◆ **Information given**

----------

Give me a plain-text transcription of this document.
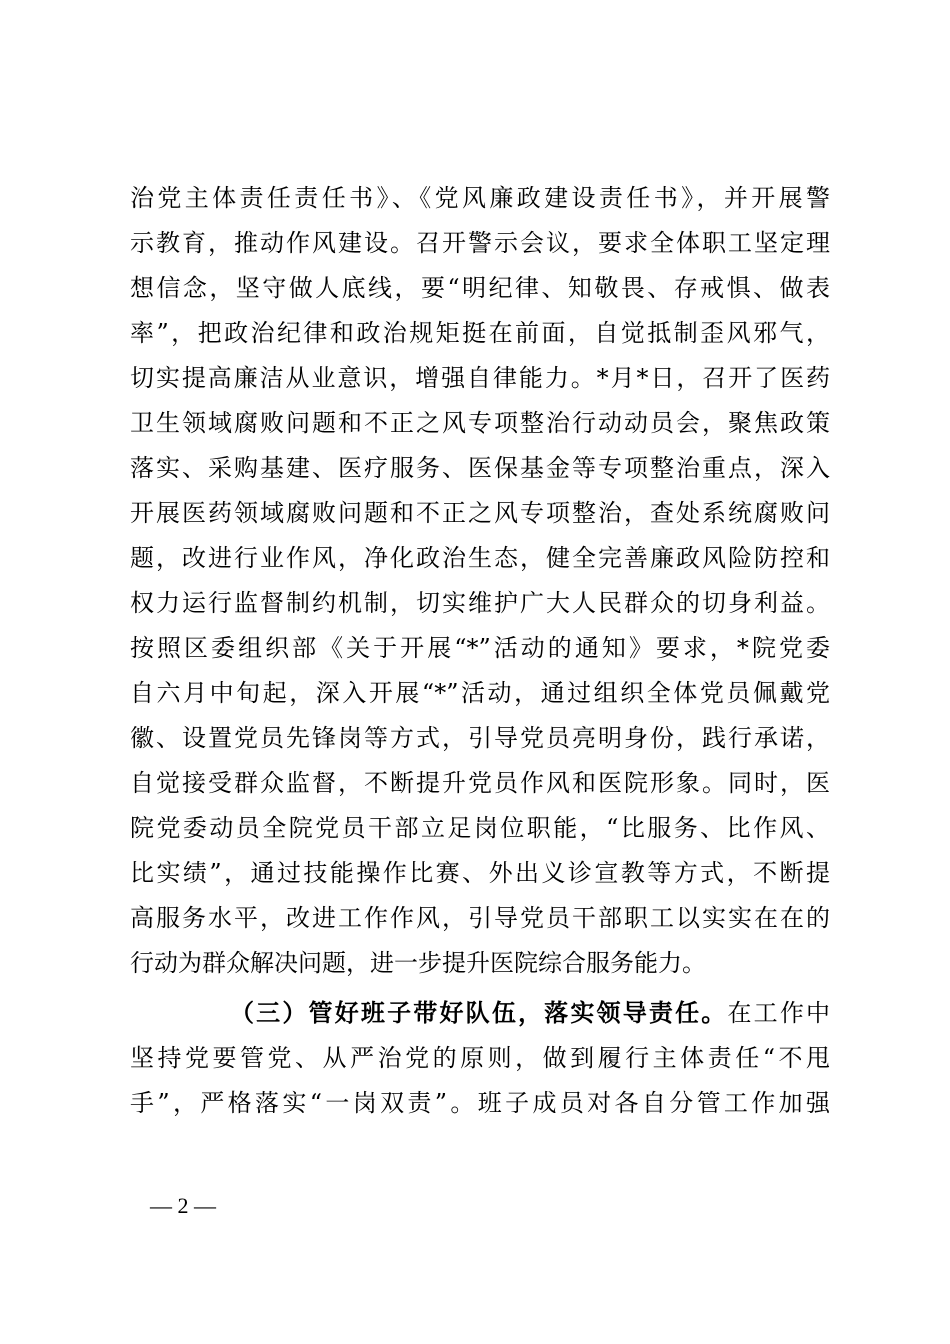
治党主体责任责任书》、《党风廉政建设责任书》，并开展警
示教育，推动作风建设。召开警示会议，要求全体职工坚定理
想信念，坚守做人底线，要“明纪律、知敬畏、存戒惧、做表
率”，把政治纪律和政治规矩挺在前面，自觉抵制歪风邪气，
切实提高廉洁从业意识，增强自律能力。*月*日，召开了医药
卫生领域腐败问题和不正之风专项整治行动动员会，聚焦政策
落实、采购基建、医疗服务、医保基金等专项整治重点，深入
开展医药领域腐败问题和不正之风专项整治，查处系统腐败问
题，改进行业作风，净化政治生态，健全完善廉政风险防控和
权力运行监督制约机制，切实维护广大人民群众的切身利益。
按照区委组织部《关于开展“*”活动的通知》要求，*院党委
自六月中旬起，深入开展“*”活动，通过组织全体党员佩戴党
徽、设置党员先锋岗等方式，引导党员亮明身份，践行承诺，
自觉接受群众监督，不断提升党员作风和医院形象。同时，医
院党委动员全院党员干部立足岗位职能，“比服务、比作风、
比实绩”，通过技能操作比赛、外出义诊宣教等方式，不断提
高服务水平，改进工作作风，引导党员干部职工以实实在在的
行动为群众解决问题，进一步提升医院综合服务能力。
（三）管好班子带好队伍，落实领导责任。在工作中
坚持党要管党、从严治党的原则，做到履行主体责任“不甩
手”，严格落实“一岗双责”。班子成员对各自分管工作加强
— 2 —
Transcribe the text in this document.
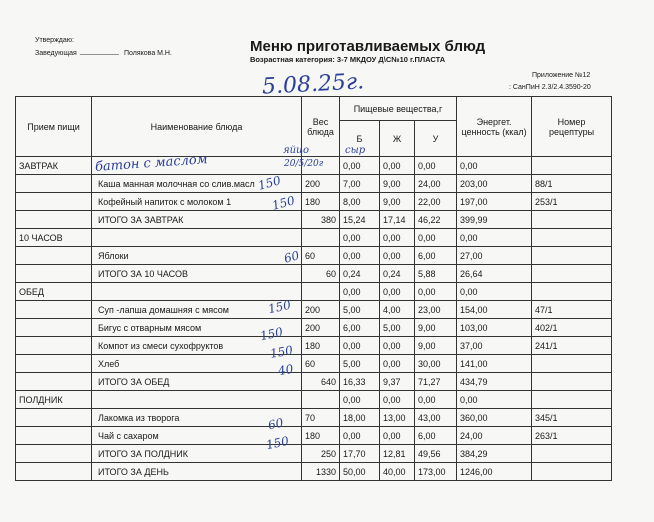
Утверждаю:
Заведующая __________ Полякова М.Н.	Меню приготавливаемых блюд
Возрастная категория: 3-7 МКДОУ Д\С№10 г.ПЛАСТА
Приложение №12
: СанПиН 2.3/2.4.3590-20
5.08.25г.
Прием пищи	Наименование блюда	Вес блюда	Пищевые вещества,г			Энергет. ценность (ккал)	Номер рецептуры
			Б	Ж	У		
ЗАВТРАК			0,00	0,00	0,00	0,00	
	Каша манная молочная со слив.масл	200	7,00	9,00	24,00	203,00	88/1
	Кофейный напиток с молоком 1	180	8,00	9,00	22,00	197,00	253/1
	ИТОГО ЗА ЗАВТРАК	380	15,24	17,14	46,22	399,99	
10 ЧАСОВ			0,00	0,00	0,00	0,00	
	Яблоки	60	0,00	0,00	6,00	27,00	
	ИТОГО ЗА 10 ЧАСОВ	60	0,24	0,24	5,88	26,64	
ОБЕД			0,00	0,00	0,00	0,00	
	Суп -лапша домашняя с мясом	200	5,00	4,00	23,00	154,00	47/1
	Бигус с отварным мясом	200	6,00	5,00	9,00	103,00	402/1
	Компот из смеси сухофруктов	180	0,00	0,00	9,00	37,00	241/1
	Хлеб	60	5,00	0,00	30,00	141,00	
	ИТОГО ЗА ОБЕД	640	16,33	9,37	71,27	434,79	
ПОЛДНИК			0,00	0,00	0,00	0,00	
	Лакомка из творога	70	18,00	13,00	43,00	360,00	345/1
	Чай с сахаром	180	0,00	0,00	6,00	24,00	263/1
	ИТОГО ЗА ПОЛДНИК	250	17,70	12,81	49,56	384,29	
	ИТОГО ЗА ДЕНЬ	1330	50,00	40,00	173,00	1246,00	
батон с маслом
яйцо
20/5/20г
сыр
150
150
60
150
150
150
40
60
150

----------

◆ **Objective**
Repeat all of the data above word for word, minus the pictures.

◆ **Written solution**
Give me a plain-text transcription of this document.
治党主体责任责任书》、《党风廉政建设责任书》，并开展警
示教育，推动作风建设。召开警示会议，要求全体职工坚定理
想信念，坚守做人底线，要“明纪律、知敬畏、存戒惧、做表
率”，把政治纪律和政治规矩挺在前面，自觉抵制歪风邪气，
切实提高廉洁从业意识，增强自律能力。*月*日，召开了医药
卫生领域腐败问题和不正之风专项整治行动动员会，聚焦政策
落实、采购基建、医疗服务、医保基金等专项整治重点，深入
开展医药领域腐败问题和不正之风专项整治，查处系统腐败问
题，改进行业作风，净化政治生态，健全完善廉政风险防控和
权力运行监督制约机制，切实维护广大人民群众的切身利益。
按照区委组织部《关于开展“*”活动的通知》要求，*院党委
自六月中旬起，深入开展“*”活动，通过组织全体党员佩戴党
徽、设置党员先锋岗等方式，引导党员亮明身份，践行承诺，
自觉接受群众监督，不断提升党员作风和医院形象。同时，医
院党委动员全院党员干部立足岗位职能，“比服务、比作风、
比实绩”，通过技能操作比赛、外出义诊宣教等方式，不断提
高服务水平，改进工作作风，引导党员干部职工以实实在在的
行动为群众解决问题，进一步提升医院综合服务能力。
（三）管好班子带好队伍，落实领导责任。在工作中
坚持党要管党、从严治党的原则，做到履行主体责任“不甩
手”，严格落实“一岗双责”。班子成员对各自分管工作加强
— 2 —
Transcribe the text in this document.
Утверждаю:
Заведующая __________ Полякова М.Н.	Меню приготавливаемых блюд
Возрастная категория: 3-7 МКДОУ Д\С№10 г.ПЛАСТА
Приложение №12
: СанПиН 2.3/2.4.3590-20
5.08.25г.
Прием пищи	Наименование блюда	Вес блюда	Пищевые вещества,г			Энергет. ценность (ккал)	Номер рецептуры
			Б	Ж	У		
ЗАВТРАК			0,00	0,00	0,00	0,00	
	Каша манная молочная со слив.масл	200	7,00	9,00	24,00	203,00	88/1
	Кофейный напиток с молоком 1	180	8,00	9,00	22,00	197,00	253/1
	ИТОГО ЗА ЗАВТРАК	380	15,24	17,14	46,22	399,99	
10 ЧАСОВ			0,00	0,00	0,00	0,00	
	Яблоки	60	0,00	0,00	6,00	27,00	
	ИТОГО ЗА 10 ЧАСОВ	60	0,24	0,24	5,88	26,64	
ОБЕД			0,00	0,00	0,00	0,00	
	Суп -лапша домашняя с мясом	200	5,00	4,00	23,00	154,00	47/1
	Бигус с отварным мясом	200	6,00	5,00	9,00	103,00	402/1
	Компот из смеси сухофруктов	180	0,00	0,00	9,00	37,00	241/1
	Хлеб	60	5,00	0,00	30,00	141,00	
	ИТОГО ЗА ОБЕД	640	16,33	9,37	71,27	434,79	
ПОЛДНИК			0,00	0,00	0,00	0,00	
	Лакомка из творога	70	18,00	13,00	43,00	360,00	345/1
	Чай с сахаром	180	0,00	0,00	6,00	24,00	263/1
	ИТОГО ЗА ПОЛДНИК	250	17,70	12,81	49,56	384,29	
	ИТОГО ЗА ДЕНЬ	1330	50,00	40,00	173,00	1246,00	
батон с маслом
яйцо
20/5/20г
сыр
150
150
60
150
150
150
40
60
150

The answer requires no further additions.